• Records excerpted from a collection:
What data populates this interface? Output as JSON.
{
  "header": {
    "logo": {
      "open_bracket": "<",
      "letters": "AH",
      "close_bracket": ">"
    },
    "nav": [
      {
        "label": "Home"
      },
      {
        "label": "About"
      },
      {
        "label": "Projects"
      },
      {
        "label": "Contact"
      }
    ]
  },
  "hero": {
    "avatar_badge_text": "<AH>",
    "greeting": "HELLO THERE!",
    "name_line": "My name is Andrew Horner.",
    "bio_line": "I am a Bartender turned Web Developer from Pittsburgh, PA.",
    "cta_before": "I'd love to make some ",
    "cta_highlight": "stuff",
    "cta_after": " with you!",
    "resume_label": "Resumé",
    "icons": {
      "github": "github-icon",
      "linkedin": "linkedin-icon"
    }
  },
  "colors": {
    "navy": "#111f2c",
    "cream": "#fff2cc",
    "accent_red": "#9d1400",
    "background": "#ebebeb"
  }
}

• STATED PROBLEM:
Return the whole listing exactly.

• FULL SOLUTION:
What data populates this interface? Output as JSON.
{
  "header": {
    "logo": {
      "open_bracket": "<",
      "letters": "AH",
      "close_bracket": ">"
    },
    "nav": [
      {
        "label": "Home"
      },
      {
        "label": "About"
      },
      {
        "label": "Projects"
      },
      {
        "label": "Contact"
      }
    ]
  },
  "hero": {
    "avatar_badge_text": "<AH>",
    "greeting": "HELLO THERE!",
    "name_line": "My name is Andrew Horner.",
    "bio_line": "I am a Bartender turned Web Developer from Pittsburgh, PA.",
    "cta_before": "I'd love to make some ",
    "cta_highlight": "stuff",
    "cta_after": " with you!",
    "resume_label": "Resumé",
    "icons": {
      "github": "github-icon",
      "linkedin": "linkedin-icon"
    }
  },
  "colors": {
    "navy": "#111f2c",
    "cream": "#fff2cc",
    "accent_red": "#9d1400",
    "background": "#ebebeb"
  }
}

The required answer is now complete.